*** Opening of QUOTED PASSAGE ***

Have you experienced a miscarriage? If so, consider joining the HOPE registry. 

Anna and Amal have conceived 3 pregnancies that ended in loss. The first had bleeding and miscarriage at 8 weeks without any testing. The second was a chemical pregnancy – a pregnancy test was only positive for a week. The third was detected at 6 weeks and genetic testing turned out normal. Anne was told all other tests were normal as well. They are not sure whether they want to try again but hope they can help others by telling their story. They fill out a short online survey and are sent a package in the mail to each collect DNA from a saliva sample.


 

A patient registry is a powerful tool to allow researchers to study observational data on a group of patients with a disease or condition. The HOPE registry will collect patient histories and pregnancy outcomes, combined with banked DNA samples to analyze genomic predictors of different types of pregnancy loss and patient responses to common treatments.  Registries allow researchers to make novel discoveries faster than collecting patient data and samples one study at a time.  The most direct way to study pregnancy losses is to have access to miscarriage tissue or DNA.  Depending on where you had care for your miscarriage or testing, there may be tissue still available that you can donate to our research.   

We are seeking...

*** Close of QUOTED PASSAGE ***
*** Opening of MATERIAL SUPPLIED ***

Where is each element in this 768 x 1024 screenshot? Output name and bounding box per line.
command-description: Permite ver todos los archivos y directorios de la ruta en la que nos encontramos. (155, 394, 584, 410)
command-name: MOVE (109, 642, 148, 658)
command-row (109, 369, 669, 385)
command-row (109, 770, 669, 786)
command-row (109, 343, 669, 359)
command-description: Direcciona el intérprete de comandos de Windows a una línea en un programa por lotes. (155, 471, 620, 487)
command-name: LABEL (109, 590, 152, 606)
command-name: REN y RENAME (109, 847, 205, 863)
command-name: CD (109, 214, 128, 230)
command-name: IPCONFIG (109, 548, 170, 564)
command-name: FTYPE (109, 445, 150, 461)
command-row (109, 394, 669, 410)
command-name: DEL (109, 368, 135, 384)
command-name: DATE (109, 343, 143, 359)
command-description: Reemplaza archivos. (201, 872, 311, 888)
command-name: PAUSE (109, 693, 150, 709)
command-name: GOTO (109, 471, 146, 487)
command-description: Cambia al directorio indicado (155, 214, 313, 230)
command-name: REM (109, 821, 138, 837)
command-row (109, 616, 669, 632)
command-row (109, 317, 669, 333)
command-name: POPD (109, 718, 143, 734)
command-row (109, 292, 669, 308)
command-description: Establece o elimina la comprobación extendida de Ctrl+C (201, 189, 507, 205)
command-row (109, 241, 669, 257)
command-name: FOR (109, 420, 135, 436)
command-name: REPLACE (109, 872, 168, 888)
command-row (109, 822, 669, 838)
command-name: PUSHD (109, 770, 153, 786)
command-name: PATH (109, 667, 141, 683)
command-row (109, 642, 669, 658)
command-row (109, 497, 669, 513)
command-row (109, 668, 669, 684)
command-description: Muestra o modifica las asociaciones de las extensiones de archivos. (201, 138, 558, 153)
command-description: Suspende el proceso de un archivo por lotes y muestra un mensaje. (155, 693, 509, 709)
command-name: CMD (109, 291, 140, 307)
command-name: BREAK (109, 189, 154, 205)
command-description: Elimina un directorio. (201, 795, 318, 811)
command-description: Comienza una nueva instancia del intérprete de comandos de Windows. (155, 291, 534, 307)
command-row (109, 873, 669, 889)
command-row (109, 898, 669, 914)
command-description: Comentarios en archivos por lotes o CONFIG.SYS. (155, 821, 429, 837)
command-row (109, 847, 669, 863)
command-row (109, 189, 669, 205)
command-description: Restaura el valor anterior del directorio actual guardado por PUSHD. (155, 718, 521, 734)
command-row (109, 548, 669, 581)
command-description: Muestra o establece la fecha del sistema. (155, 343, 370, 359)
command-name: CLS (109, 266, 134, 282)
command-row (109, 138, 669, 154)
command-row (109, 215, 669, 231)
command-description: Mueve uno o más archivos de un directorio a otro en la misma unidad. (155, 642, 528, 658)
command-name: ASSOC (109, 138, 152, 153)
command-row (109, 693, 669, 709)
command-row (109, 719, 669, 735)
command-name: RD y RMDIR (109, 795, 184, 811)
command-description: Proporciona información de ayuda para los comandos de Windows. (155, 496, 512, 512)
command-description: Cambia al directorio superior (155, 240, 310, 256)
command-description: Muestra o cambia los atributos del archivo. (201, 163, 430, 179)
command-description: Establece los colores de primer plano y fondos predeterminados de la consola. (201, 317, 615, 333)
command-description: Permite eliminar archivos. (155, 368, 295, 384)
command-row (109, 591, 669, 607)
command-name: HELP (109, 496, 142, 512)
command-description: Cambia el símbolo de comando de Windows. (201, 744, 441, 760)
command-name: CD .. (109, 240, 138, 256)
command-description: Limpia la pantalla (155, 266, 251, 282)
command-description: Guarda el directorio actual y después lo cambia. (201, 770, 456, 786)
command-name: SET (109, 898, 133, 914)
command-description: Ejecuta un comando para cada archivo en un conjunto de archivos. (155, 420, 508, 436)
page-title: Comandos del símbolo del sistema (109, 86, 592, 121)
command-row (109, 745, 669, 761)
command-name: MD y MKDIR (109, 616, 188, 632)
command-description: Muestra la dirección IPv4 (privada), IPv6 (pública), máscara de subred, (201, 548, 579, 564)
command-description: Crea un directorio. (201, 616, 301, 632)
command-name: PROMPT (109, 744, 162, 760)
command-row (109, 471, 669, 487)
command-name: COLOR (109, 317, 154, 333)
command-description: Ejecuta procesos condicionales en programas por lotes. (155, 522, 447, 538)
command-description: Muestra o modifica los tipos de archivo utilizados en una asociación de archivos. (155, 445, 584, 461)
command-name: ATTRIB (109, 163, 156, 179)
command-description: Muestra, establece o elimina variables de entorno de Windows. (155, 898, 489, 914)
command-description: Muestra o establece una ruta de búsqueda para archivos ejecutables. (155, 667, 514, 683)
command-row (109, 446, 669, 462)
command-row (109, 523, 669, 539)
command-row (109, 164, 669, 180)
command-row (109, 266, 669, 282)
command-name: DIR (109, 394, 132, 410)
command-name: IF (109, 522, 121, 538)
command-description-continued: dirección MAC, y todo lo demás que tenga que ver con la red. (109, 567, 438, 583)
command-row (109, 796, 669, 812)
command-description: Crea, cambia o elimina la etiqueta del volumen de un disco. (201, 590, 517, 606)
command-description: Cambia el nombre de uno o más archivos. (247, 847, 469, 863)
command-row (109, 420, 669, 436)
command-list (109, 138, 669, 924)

*** Close of MATERIAL SUPPLIED ***

DESCRIPTION OF THE TASK:
Answer these questions about the HOPE registry page.
(a) At how many weeks did the first pregnancy end in bleeding and miscarriage?
(b) What kind of sample does the mailed package let each partner collect DNA from?
(c) What does the page call the most direct way to study pregnancy losses?

RESULT OF THE TASK:
(a) At 8 weeks.
(b) A saliva sample.
(c) Having access to miscarriage tissue or DNA.